## START
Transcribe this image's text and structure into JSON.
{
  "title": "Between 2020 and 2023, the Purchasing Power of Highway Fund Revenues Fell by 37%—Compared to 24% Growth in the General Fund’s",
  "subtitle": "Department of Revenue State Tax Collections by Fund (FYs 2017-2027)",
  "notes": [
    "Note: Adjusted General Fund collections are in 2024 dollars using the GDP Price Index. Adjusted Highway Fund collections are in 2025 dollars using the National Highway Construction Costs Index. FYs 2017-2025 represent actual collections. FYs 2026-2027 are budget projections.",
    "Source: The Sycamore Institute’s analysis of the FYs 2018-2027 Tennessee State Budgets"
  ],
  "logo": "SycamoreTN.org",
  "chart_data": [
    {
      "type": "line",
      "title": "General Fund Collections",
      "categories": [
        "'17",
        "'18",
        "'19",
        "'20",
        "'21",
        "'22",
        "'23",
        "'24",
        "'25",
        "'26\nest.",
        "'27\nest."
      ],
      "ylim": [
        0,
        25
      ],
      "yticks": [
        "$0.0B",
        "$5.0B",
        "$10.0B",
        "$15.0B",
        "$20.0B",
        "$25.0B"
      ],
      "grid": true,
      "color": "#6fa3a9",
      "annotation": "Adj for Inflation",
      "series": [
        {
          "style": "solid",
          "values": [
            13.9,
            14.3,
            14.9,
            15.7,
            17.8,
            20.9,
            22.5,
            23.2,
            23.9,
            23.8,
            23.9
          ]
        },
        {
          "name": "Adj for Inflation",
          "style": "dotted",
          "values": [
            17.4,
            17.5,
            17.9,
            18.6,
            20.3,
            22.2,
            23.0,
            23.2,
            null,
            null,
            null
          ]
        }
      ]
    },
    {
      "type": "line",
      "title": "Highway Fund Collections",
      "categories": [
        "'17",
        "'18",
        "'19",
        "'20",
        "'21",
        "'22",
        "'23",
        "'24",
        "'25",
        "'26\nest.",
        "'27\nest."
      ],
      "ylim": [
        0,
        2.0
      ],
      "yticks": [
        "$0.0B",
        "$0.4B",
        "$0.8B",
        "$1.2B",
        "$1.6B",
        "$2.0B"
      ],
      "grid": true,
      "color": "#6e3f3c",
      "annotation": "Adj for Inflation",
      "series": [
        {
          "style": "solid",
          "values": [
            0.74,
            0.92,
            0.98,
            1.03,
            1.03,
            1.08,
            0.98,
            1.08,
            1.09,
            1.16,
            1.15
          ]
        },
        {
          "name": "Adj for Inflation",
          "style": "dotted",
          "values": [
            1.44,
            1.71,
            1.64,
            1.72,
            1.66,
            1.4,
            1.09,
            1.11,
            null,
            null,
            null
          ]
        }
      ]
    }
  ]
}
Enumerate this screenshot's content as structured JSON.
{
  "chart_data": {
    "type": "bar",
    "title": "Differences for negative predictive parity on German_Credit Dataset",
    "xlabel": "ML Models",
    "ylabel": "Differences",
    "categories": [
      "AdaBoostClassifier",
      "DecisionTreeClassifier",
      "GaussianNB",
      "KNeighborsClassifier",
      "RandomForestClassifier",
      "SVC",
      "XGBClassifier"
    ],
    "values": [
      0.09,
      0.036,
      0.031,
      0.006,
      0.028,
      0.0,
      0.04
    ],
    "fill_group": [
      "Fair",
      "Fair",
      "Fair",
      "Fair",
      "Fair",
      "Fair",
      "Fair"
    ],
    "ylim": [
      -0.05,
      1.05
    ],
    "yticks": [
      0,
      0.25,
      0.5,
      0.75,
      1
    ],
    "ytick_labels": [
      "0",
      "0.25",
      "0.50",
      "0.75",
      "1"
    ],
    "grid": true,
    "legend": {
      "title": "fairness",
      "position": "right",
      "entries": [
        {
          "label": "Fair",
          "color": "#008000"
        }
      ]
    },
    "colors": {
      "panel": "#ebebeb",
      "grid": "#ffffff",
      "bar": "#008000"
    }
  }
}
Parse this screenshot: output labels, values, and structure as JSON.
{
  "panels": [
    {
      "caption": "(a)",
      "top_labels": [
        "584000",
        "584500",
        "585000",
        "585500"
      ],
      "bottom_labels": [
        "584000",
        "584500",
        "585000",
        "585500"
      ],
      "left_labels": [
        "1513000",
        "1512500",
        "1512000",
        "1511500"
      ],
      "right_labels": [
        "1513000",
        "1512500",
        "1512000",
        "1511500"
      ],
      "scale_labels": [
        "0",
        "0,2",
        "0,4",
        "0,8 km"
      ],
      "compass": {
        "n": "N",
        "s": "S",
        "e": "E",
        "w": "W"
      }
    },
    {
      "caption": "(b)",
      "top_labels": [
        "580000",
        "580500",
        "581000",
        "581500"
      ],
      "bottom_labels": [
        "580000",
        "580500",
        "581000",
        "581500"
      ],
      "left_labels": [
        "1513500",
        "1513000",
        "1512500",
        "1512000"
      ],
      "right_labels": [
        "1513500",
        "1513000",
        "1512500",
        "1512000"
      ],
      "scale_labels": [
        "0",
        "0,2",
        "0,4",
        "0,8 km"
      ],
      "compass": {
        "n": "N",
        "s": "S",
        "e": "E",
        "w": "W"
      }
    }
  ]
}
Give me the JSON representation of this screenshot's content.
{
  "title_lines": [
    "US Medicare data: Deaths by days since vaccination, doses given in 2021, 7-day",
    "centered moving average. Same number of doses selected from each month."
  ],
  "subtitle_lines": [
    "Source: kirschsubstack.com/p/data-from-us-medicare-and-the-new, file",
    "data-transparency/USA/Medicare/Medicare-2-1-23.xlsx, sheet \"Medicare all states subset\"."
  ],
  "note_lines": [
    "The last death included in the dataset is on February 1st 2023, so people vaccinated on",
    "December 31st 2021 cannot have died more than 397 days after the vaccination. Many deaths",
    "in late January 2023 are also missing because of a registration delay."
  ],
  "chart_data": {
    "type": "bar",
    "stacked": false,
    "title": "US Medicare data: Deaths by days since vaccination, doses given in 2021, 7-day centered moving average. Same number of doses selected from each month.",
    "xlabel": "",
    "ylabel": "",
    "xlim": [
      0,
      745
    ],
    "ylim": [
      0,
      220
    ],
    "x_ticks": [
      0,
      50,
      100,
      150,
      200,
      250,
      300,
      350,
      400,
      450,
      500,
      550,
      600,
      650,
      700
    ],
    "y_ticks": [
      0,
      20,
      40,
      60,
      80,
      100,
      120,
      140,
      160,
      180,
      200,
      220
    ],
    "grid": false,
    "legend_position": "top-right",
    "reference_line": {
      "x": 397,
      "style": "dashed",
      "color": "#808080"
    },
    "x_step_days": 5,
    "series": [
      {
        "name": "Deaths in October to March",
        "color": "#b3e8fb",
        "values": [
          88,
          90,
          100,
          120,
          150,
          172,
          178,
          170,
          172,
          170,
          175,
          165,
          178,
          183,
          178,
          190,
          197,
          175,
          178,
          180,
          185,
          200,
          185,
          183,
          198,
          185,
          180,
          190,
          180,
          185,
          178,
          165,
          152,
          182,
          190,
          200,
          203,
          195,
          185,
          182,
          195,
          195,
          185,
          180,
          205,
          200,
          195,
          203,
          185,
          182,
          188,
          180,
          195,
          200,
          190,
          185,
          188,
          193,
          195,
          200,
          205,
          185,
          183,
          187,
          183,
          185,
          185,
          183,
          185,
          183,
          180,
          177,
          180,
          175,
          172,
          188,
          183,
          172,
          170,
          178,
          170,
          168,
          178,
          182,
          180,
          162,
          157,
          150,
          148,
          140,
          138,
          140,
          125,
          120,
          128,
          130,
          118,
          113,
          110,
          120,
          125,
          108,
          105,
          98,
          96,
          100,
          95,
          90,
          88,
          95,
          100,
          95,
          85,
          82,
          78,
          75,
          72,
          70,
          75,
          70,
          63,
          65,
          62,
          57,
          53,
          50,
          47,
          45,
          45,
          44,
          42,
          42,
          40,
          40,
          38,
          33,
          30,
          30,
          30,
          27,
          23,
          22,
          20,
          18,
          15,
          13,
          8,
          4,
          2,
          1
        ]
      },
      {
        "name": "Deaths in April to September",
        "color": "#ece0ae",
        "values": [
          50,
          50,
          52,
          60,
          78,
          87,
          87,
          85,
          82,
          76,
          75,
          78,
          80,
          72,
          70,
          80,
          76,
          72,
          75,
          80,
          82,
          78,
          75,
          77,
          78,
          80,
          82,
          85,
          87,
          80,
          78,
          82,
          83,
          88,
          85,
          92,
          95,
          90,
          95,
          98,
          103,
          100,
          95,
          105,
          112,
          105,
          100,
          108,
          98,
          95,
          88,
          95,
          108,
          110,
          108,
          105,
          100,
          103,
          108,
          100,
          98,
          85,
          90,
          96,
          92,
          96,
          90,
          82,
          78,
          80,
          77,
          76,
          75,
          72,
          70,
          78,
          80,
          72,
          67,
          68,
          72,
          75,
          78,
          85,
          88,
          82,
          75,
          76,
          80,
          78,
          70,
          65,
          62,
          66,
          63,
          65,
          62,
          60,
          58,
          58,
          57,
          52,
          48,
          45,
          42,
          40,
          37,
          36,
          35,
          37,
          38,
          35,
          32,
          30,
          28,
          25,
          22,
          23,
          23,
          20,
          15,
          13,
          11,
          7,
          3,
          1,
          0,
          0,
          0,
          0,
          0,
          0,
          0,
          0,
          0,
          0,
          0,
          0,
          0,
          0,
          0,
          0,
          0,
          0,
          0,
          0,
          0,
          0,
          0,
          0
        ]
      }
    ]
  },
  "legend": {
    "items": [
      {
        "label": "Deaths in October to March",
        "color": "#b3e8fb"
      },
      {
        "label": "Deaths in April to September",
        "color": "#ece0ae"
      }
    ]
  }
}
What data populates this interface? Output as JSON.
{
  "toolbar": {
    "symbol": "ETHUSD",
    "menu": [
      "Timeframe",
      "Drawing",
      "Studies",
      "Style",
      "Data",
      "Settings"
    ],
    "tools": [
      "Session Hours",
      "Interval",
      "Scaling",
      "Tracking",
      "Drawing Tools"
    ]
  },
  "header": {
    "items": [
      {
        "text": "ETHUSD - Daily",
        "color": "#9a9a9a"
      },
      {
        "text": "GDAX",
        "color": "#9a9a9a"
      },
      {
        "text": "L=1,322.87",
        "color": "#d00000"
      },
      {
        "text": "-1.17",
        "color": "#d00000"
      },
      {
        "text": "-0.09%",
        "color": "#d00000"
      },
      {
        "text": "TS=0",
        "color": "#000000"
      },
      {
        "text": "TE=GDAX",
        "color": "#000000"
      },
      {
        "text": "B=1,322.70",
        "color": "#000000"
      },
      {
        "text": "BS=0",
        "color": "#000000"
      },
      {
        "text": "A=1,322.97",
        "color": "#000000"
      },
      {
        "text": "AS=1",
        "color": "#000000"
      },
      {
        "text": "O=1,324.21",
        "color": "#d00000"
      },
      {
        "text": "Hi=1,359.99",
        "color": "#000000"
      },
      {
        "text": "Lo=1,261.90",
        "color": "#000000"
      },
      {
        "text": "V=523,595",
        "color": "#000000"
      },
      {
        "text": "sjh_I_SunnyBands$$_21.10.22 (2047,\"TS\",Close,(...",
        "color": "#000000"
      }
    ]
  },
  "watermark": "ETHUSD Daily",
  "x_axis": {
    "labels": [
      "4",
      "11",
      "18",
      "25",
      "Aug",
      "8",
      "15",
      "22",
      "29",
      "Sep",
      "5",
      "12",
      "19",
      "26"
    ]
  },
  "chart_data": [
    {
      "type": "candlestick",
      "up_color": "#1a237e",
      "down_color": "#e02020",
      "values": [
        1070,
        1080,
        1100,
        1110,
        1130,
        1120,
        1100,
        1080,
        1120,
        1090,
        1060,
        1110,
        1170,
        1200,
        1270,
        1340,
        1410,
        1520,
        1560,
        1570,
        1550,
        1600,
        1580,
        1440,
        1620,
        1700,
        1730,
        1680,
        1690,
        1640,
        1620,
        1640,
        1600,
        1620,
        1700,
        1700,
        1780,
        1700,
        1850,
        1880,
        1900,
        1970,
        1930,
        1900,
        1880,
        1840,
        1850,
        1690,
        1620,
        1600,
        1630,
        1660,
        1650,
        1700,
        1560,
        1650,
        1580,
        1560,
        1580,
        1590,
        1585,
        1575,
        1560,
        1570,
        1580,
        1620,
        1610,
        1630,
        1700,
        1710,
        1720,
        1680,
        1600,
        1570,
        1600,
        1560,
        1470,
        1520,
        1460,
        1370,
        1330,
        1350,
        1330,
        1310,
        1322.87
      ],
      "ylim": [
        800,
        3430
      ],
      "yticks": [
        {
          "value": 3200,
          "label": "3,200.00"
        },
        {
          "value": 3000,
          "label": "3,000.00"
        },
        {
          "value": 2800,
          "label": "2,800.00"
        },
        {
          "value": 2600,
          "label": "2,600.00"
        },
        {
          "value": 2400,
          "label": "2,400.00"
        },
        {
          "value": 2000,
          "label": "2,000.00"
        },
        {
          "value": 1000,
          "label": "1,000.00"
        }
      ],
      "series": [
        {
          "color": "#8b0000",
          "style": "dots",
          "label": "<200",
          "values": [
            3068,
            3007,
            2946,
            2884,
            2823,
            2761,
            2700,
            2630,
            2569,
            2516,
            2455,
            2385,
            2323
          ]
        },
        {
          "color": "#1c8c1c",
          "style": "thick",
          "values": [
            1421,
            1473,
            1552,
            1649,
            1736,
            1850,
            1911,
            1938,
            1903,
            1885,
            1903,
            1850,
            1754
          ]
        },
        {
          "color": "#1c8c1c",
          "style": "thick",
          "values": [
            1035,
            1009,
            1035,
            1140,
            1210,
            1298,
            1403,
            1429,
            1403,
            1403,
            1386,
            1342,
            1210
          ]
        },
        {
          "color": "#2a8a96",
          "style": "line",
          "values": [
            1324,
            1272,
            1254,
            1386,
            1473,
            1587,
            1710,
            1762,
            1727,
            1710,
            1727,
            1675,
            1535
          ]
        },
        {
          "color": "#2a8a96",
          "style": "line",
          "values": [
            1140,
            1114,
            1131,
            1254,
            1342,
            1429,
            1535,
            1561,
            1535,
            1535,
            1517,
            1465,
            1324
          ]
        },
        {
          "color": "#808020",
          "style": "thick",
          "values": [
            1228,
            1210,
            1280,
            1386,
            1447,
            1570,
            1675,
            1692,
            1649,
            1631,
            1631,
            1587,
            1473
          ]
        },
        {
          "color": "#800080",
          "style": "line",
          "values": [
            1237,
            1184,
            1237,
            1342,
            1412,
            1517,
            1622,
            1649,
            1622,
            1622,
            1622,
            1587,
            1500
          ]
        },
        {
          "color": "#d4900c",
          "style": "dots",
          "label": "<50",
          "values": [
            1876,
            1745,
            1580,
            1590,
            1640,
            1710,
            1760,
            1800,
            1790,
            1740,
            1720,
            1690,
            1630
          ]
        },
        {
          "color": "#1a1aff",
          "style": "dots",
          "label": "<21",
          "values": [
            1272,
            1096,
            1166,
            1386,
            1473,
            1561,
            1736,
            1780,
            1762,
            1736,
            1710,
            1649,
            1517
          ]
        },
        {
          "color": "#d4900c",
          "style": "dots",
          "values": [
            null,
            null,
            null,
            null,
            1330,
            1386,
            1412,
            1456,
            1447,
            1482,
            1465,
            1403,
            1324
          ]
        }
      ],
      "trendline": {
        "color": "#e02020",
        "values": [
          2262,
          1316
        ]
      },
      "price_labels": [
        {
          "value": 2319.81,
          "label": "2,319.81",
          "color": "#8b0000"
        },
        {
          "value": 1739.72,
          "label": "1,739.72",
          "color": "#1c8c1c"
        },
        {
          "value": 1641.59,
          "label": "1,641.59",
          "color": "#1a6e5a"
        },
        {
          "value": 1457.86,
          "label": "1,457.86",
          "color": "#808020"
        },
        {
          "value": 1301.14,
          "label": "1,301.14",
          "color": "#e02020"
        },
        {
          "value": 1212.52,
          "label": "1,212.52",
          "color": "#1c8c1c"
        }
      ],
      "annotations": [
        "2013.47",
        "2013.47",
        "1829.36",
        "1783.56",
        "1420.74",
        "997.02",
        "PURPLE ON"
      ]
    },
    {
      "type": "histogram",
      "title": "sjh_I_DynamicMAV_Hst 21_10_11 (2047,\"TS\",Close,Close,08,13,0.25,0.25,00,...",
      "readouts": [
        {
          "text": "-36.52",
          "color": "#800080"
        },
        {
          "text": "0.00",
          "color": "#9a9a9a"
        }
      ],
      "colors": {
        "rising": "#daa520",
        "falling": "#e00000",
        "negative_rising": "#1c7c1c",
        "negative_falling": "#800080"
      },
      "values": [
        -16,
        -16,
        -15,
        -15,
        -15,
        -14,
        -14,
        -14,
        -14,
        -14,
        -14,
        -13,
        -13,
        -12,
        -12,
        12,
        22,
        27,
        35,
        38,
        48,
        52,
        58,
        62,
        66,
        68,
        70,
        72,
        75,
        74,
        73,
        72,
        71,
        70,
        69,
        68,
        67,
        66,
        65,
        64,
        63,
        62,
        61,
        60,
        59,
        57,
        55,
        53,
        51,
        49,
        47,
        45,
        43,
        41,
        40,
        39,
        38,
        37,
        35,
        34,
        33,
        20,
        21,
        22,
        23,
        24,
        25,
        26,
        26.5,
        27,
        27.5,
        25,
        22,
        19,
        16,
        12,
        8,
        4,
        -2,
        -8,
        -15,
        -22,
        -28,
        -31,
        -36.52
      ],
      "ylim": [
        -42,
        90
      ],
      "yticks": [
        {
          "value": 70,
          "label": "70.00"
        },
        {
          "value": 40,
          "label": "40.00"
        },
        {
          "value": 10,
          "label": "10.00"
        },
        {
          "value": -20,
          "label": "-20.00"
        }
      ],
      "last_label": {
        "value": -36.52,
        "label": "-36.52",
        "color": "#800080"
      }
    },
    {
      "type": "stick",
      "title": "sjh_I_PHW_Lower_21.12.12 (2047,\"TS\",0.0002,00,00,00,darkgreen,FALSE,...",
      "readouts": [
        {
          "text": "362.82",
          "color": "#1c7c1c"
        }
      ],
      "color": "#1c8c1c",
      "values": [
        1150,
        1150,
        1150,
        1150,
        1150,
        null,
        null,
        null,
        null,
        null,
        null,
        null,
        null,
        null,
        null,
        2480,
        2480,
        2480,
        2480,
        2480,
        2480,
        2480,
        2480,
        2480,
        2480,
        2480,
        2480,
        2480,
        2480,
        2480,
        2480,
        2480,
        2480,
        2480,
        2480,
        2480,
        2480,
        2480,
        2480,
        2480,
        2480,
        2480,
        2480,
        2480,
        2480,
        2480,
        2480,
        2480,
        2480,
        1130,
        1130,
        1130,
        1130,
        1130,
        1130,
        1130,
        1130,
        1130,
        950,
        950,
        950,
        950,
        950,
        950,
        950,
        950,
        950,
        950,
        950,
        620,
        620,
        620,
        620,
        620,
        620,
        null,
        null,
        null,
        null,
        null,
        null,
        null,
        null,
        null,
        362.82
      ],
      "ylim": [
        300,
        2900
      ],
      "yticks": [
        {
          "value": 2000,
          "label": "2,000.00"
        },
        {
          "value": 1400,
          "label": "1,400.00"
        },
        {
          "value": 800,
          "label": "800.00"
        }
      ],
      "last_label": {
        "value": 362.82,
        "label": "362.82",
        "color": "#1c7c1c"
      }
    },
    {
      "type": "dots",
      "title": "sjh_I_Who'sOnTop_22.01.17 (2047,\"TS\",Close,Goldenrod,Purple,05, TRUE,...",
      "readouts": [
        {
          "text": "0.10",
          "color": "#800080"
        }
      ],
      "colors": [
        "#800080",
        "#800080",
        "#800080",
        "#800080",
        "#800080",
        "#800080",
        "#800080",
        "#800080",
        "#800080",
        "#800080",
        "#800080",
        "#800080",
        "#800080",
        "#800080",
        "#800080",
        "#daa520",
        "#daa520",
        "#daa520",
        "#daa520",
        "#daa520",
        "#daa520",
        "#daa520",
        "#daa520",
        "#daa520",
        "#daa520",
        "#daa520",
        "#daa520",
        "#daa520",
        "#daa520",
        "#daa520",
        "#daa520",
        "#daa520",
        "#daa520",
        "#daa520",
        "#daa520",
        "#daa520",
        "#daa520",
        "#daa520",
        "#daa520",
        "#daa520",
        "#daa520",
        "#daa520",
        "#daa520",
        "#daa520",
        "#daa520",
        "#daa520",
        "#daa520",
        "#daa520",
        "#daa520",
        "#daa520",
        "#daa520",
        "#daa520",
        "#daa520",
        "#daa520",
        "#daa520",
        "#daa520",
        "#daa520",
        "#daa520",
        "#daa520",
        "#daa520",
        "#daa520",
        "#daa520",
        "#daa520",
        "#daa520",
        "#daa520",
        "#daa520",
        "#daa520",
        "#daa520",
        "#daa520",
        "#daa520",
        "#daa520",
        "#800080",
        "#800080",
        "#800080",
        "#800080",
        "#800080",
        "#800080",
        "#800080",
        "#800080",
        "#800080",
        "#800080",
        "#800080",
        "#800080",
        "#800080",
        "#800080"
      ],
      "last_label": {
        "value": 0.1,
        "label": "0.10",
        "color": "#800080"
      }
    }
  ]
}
## END
### Task requirements
From the entries, report each line that includes the word "moving".

### Written answer
    "centered moving average. Same number of doses selected from each month."
    "title": "US Medicare data: Deaths by days since vaccination, doses given in 2021, 7-day centered moving average. Same number of doses selected from each month.",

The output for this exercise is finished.